● **Written problem**: Please write out the data below line for line, unchanged, leaving out the pictures.

### Record set

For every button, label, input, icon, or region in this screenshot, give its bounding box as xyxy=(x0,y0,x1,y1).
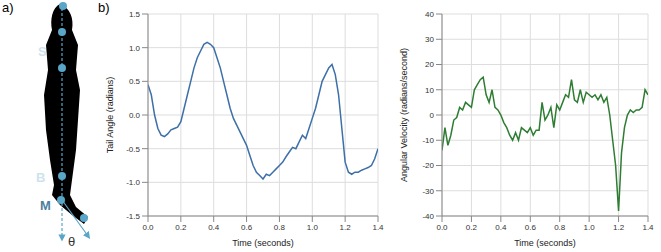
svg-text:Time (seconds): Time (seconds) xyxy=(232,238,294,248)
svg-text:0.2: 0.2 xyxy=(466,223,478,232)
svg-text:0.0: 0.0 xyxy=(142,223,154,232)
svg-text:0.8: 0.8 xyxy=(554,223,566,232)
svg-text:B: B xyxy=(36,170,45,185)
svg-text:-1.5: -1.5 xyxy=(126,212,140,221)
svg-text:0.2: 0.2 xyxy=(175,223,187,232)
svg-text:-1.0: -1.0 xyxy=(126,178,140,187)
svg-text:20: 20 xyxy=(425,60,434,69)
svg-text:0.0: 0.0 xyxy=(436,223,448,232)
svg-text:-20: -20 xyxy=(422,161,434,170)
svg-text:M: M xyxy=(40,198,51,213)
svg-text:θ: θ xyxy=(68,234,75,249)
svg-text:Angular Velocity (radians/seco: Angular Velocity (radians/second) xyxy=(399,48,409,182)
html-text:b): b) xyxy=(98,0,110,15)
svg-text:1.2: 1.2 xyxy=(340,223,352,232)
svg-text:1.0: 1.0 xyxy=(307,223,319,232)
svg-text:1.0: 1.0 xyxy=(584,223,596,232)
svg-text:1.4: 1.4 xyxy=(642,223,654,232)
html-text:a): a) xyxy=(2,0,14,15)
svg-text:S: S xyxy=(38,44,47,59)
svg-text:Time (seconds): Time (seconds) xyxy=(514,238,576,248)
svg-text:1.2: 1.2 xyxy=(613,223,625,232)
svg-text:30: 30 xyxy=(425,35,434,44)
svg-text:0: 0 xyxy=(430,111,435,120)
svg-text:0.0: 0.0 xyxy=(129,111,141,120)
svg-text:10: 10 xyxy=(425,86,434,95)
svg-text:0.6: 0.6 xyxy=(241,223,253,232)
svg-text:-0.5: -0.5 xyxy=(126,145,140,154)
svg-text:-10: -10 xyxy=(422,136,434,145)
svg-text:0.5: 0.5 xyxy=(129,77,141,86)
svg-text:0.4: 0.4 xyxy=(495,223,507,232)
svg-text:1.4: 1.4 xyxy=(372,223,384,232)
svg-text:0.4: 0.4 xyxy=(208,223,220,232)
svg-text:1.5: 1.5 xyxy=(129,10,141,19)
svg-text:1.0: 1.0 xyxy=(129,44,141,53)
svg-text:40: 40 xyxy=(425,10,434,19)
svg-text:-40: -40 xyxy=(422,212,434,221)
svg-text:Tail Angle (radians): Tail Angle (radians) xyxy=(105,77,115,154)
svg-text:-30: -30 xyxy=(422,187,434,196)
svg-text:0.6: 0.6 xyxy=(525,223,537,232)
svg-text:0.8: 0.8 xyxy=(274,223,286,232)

######

● **The result**:
For every button, label, input, icon, or region in this screenshot, give its bounding box as xyxy=(x0,y0,x1,y1).
svg-text:Time (seconds): Time (seconds) xyxy=(232,238,294,248)
svg-text:0.2: 0.2 xyxy=(466,223,478,232)
svg-text:0.0: 0.0 xyxy=(142,223,154,232)
svg-text:0.8: 0.8 xyxy=(554,223,566,232)
svg-text:B: B xyxy=(36,170,45,185)
svg-text:-1.5: -1.5 xyxy=(126,212,140,221)
svg-text:0.2: 0.2 xyxy=(175,223,187,232)
svg-text:-1.0: -1.0 xyxy=(126,178,140,187)
svg-text:20: 20 xyxy=(425,60,434,69)
svg-text:0.0: 0.0 xyxy=(436,223,448,232)
svg-text:-20: -20 xyxy=(422,161,434,170)
svg-text:M: M xyxy=(40,198,51,213)
svg-text:θ: θ xyxy=(68,234,75,249)
svg-text:Angular Velocity (radians/seco: Angular Velocity (radians/second) xyxy=(399,48,409,182)
html-text:b): b) xyxy=(98,0,110,15)
svg-text:1.2: 1.2 xyxy=(340,223,352,232)
svg-text:1.0: 1.0 xyxy=(307,223,319,232)
svg-text:1.0: 1.0 xyxy=(584,223,596,232)
svg-text:1.4: 1.4 xyxy=(642,223,654,232)
html-text:a): a) xyxy=(2,0,14,15)
svg-text:S: S xyxy=(38,44,47,59)
svg-text:Time (seconds): Time (seconds) xyxy=(514,238,576,248)
svg-text:1.2: 1.2 xyxy=(613,223,625,232)
svg-text:30: 30 xyxy=(425,35,434,44)
svg-text:0: 0 xyxy=(430,111,435,120)
svg-text:0.0: 0.0 xyxy=(129,111,141,120)
svg-text:10: 10 xyxy=(425,86,434,95)
svg-text:0.6: 0.6 xyxy=(241,223,253,232)
svg-text:-0.5: -0.5 xyxy=(126,145,140,154)
svg-text:-10: -10 xyxy=(422,136,434,145)
svg-text:0.5: 0.5 xyxy=(129,77,141,86)
svg-text:0.4: 0.4 xyxy=(495,223,507,232)
svg-text:1.4: 1.4 xyxy=(372,223,384,232)
svg-text:0.4: 0.4 xyxy=(208,223,220,232)
svg-text:1.5: 1.5 xyxy=(129,10,141,19)
svg-text:1.0: 1.0 xyxy=(129,44,141,53)
svg-text:40: 40 xyxy=(425,10,434,19)
svg-text:-40: -40 xyxy=(422,212,434,221)
svg-text:Tail Angle (radians): Tail Angle (radians) xyxy=(105,77,115,154)
svg-text:-30: -30 xyxy=(422,187,434,196)
svg-text:0.6: 0.6 xyxy=(525,223,537,232)
svg-text:0.8: 0.8 xyxy=(274,223,286,232)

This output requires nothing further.